What this task involves:
Pick out all lines of the entries that include the word "Youth" and copy them.

Task inputs:

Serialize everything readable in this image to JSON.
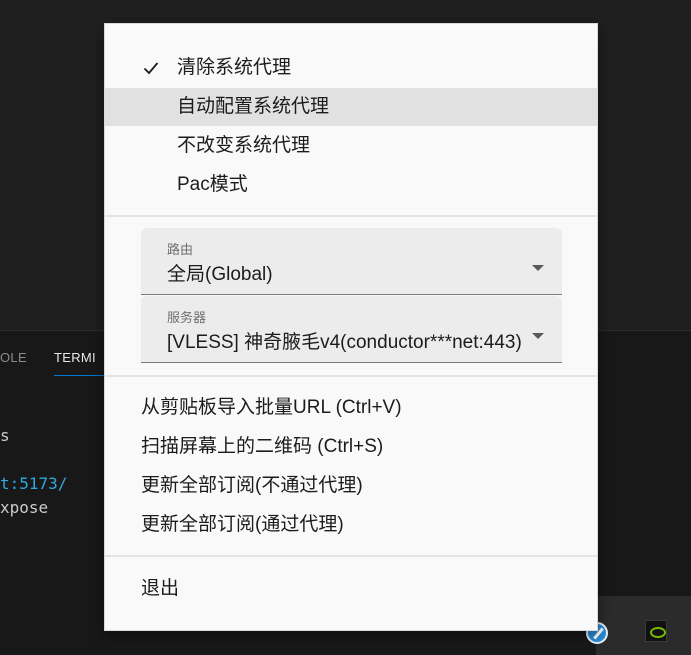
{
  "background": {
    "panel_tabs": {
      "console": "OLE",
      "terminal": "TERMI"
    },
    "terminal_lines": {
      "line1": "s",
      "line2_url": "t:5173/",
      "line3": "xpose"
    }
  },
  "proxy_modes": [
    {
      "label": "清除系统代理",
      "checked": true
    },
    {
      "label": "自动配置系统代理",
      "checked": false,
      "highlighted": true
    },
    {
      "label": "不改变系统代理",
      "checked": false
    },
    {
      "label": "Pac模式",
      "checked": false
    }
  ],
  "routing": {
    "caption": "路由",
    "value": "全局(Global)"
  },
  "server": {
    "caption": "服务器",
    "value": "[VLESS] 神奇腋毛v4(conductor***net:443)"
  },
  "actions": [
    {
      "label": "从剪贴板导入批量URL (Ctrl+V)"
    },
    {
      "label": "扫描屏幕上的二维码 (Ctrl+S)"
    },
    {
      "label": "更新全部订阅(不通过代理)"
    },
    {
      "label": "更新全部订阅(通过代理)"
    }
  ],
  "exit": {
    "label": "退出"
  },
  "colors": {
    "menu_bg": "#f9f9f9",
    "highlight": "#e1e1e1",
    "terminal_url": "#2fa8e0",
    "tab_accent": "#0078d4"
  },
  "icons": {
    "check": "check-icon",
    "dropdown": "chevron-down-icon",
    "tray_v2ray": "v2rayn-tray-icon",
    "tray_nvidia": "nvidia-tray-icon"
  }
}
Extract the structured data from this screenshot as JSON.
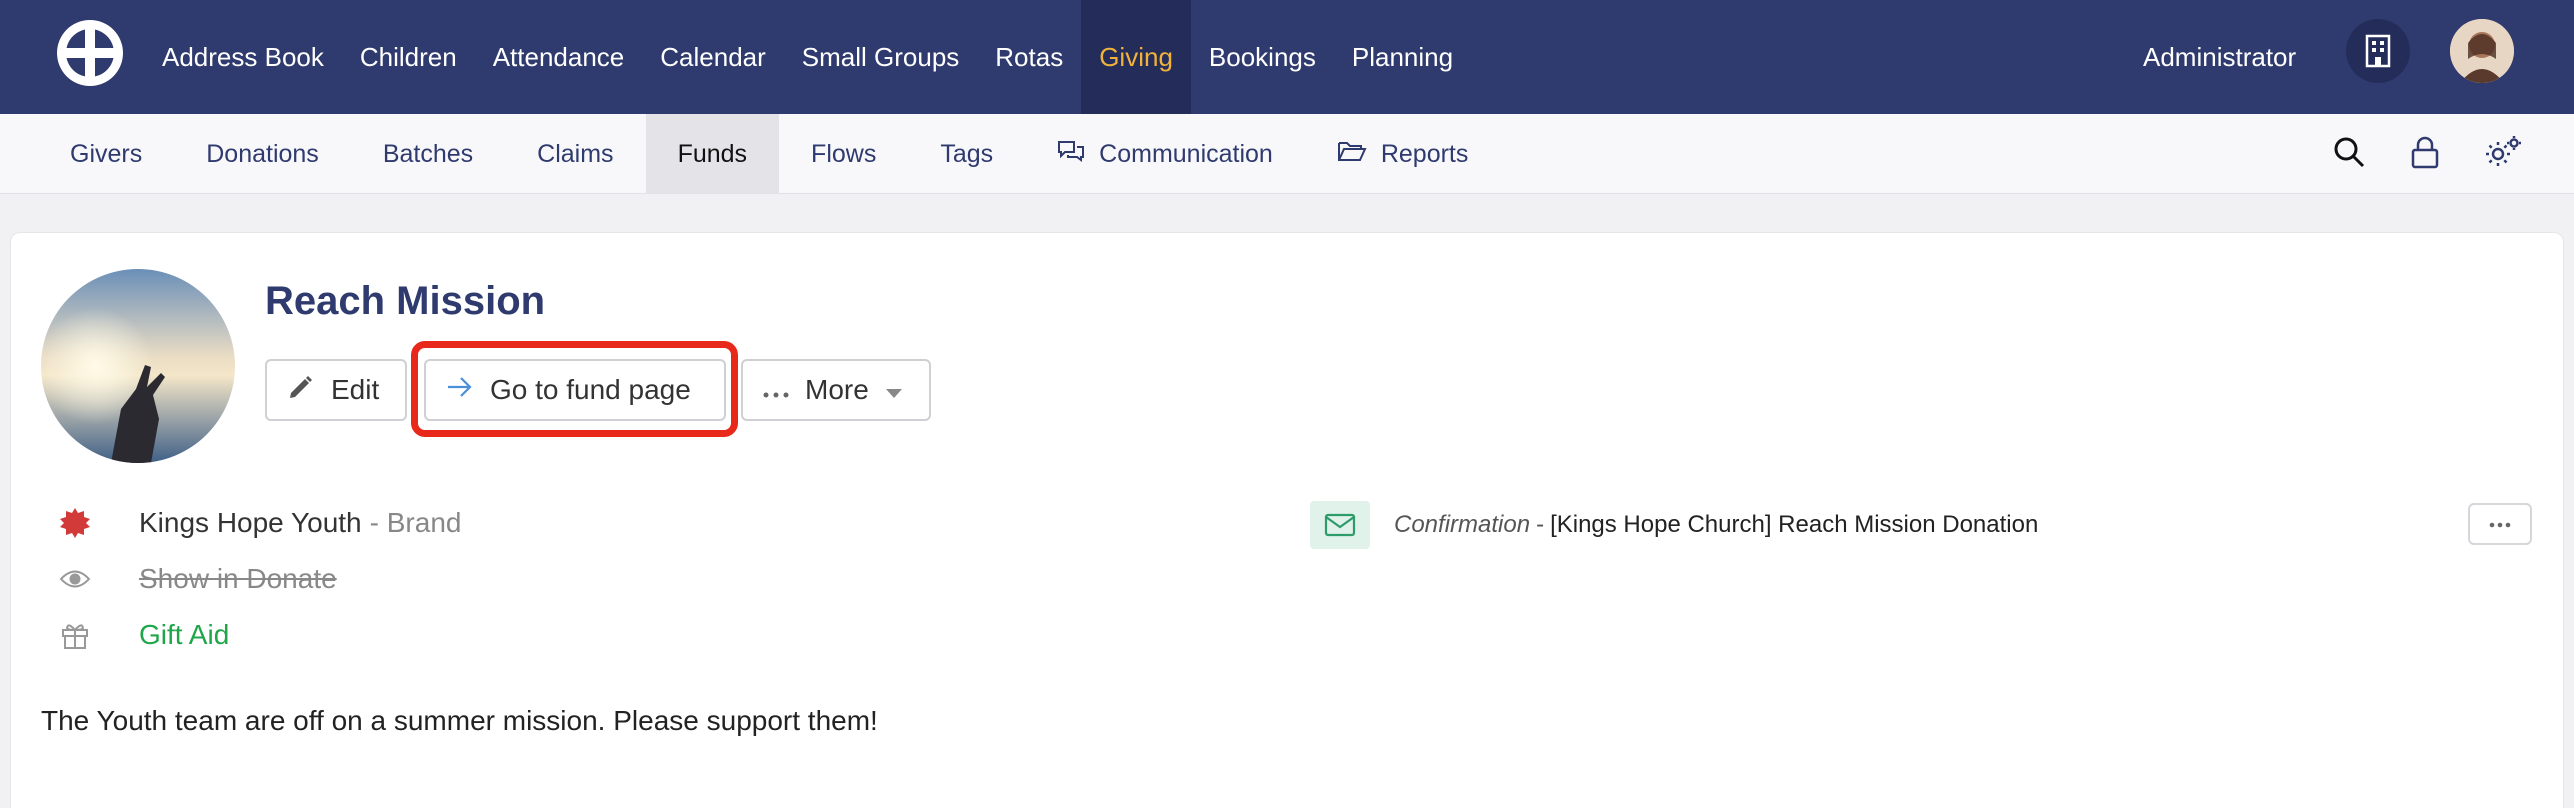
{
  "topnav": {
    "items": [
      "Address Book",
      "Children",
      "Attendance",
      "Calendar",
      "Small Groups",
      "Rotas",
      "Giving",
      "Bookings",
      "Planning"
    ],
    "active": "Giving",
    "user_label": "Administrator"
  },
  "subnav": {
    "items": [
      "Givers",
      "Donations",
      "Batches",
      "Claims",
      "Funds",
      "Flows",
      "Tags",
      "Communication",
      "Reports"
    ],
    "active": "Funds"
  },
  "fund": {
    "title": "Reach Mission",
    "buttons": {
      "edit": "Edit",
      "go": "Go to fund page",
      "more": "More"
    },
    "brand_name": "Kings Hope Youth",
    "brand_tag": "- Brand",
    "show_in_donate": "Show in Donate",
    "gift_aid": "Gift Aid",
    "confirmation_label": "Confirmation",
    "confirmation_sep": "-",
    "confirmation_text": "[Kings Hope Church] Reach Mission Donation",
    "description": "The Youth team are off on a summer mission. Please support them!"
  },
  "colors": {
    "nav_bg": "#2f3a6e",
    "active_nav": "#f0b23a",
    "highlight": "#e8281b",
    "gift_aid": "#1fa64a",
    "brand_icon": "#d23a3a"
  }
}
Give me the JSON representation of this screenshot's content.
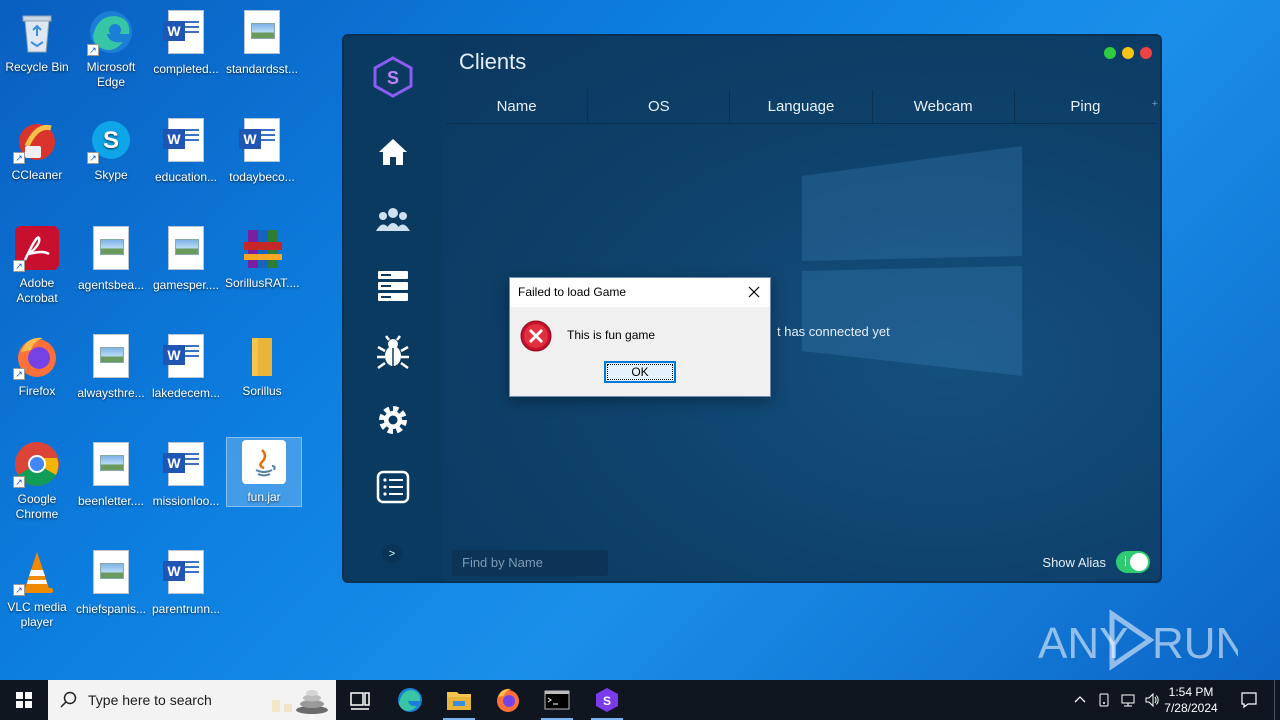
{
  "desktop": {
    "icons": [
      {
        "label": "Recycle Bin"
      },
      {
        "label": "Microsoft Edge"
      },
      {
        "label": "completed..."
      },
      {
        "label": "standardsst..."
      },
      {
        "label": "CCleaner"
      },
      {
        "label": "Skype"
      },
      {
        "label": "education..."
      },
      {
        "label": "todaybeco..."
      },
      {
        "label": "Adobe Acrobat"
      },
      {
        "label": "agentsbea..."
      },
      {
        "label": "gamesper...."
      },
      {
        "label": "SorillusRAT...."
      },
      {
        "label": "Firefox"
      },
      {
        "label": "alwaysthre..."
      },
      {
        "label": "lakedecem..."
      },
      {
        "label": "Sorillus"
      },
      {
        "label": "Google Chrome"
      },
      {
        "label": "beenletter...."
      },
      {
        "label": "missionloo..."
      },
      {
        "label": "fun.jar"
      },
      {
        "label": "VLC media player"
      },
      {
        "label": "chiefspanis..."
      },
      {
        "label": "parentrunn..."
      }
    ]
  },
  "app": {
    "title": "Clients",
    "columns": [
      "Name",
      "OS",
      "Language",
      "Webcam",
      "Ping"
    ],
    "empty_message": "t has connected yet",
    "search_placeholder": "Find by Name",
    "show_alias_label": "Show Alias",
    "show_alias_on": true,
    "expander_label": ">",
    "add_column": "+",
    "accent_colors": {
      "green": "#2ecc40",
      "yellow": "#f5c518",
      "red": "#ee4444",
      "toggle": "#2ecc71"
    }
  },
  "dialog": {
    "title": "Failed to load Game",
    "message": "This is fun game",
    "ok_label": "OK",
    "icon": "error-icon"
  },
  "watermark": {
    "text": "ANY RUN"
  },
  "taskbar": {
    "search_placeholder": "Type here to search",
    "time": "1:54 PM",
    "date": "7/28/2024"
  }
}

Output of the exercise:
    "brand_name": "Kings Hope Youth",
    "description": "The Youth team are off on a summer mission. Please support them!"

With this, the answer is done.